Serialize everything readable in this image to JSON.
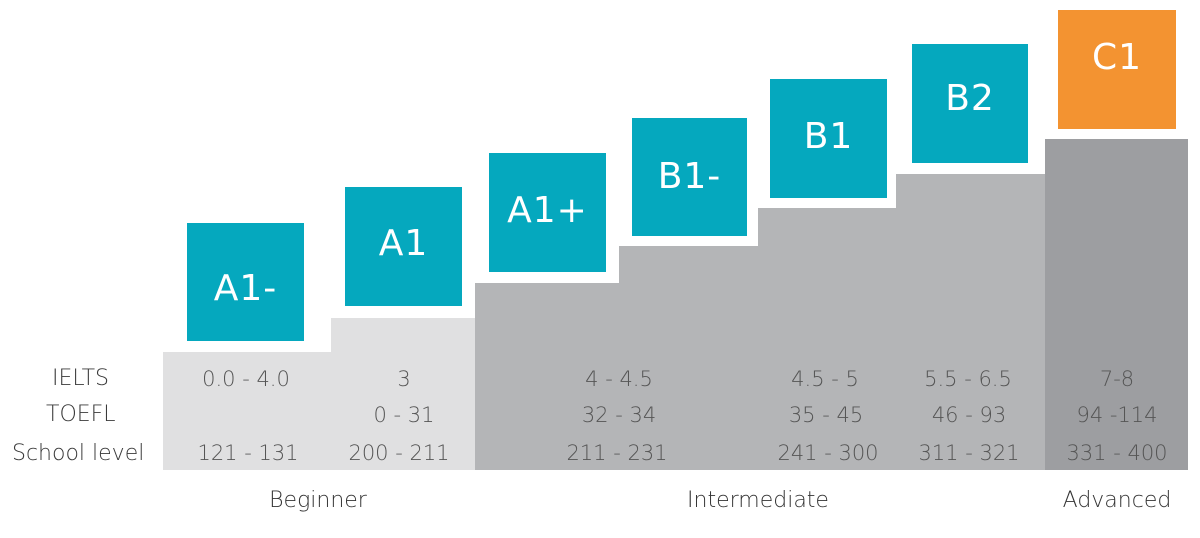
{
  "colors": {
    "teal": "#05a8be",
    "orange": "#f39331",
    "step_light": "#e0e0e1",
    "step_mid": "#b4b5b7",
    "step_dark": "#9d9ea1"
  },
  "row_labels": [
    "IELTS",
    "TOEFL",
    "School level"
  ],
  "levels": [
    {
      "name": "A1-",
      "ielts": "0.0 - 4.0",
      "toefl": "",
      "school": "121 - 131",
      "color": "#05a8be"
    },
    {
      "name": "A1",
      "ielts": "3",
      "toefl": "0 - 31",
      "school": "200 - 211",
      "color": "#05a8be"
    },
    {
      "name": "A1+",
      "ielts": "4 - 4.5",
      "toefl": "32 - 34",
      "school": "211 - 231",
      "color": "#05a8be"
    },
    {
      "name": "B1-",
      "ielts": "",
      "toefl": "",
      "school": "",
      "color": "#05a8be"
    },
    {
      "name": "B1",
      "ielts": "4.5 - 5",
      "toefl": "35 - 45",
      "school": "241 - 300",
      "color": "#05a8be"
    },
    {
      "name": "B2",
      "ielts": "5.5 - 6.5",
      "toefl": "46 - 93",
      "school": "311 - 321",
      "color": "#05a8be"
    },
    {
      "name": "C1",
      "ielts": "7-8",
      "toefl": "94 -114",
      "school": "331 - 400",
      "color": "#f39331"
    }
  ],
  "groups": [
    "Beginner",
    "Intermediate",
    "Advanced"
  ]
}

§

▶ _WHAT YOU HAVE TO DO_
Give all the entries again exactly, dropping each picture.

▶ _CORRECT RESULT_
Serialize everything readable in this image to JSON.
{
  "colors": {
    "teal": "#05a8be",
    "orange": "#f39331",
    "step_light": "#e0e0e1",
    "step_mid": "#b4b5b7",
    "step_dark": "#9d9ea1"
  },
  "row_labels": [
    "IELTS",
    "TOEFL",
    "School level"
  ],
  "levels": [
    {
      "name": "A1-",
      "ielts": "0.0 - 4.0",
      "toefl": "",
      "school": "121 - 131",
      "color": "#05a8be"
    },
    {
      "name": "A1",
      "ielts": "3",
      "toefl": "0 - 31",
      "school": "200 - 211",
      "color": "#05a8be"
    },
    {
      "name": "A1+",
      "ielts": "4 - 4.5",
      "toefl": "32 - 34",
      "school": "211 - 231",
      "color": "#05a8be"
    },
    {
      "name": "B1-",
      "ielts": "",
      "toefl": "",
      "school": "",
      "color": "#05a8be"
    },
    {
      "name": "B1",
      "ielts": "4.5 - 5",
      "toefl": "35 - 45",
      "school": "241 - 300",
      "color": "#05a8be"
    },
    {
      "name": "B2",
      "ielts": "5.5 - 6.5",
      "toefl": "46 - 93",
      "school": "311 - 321",
      "color": "#05a8be"
    },
    {
      "name": "C1",
      "ielts": "7-8",
      "toefl": "94 -114",
      "school": "331 - 400",
      "color": "#f39331"
    }
  ],
  "groups": [
    "Beginner",
    "Intermediate",
    "Advanced"
  ]
}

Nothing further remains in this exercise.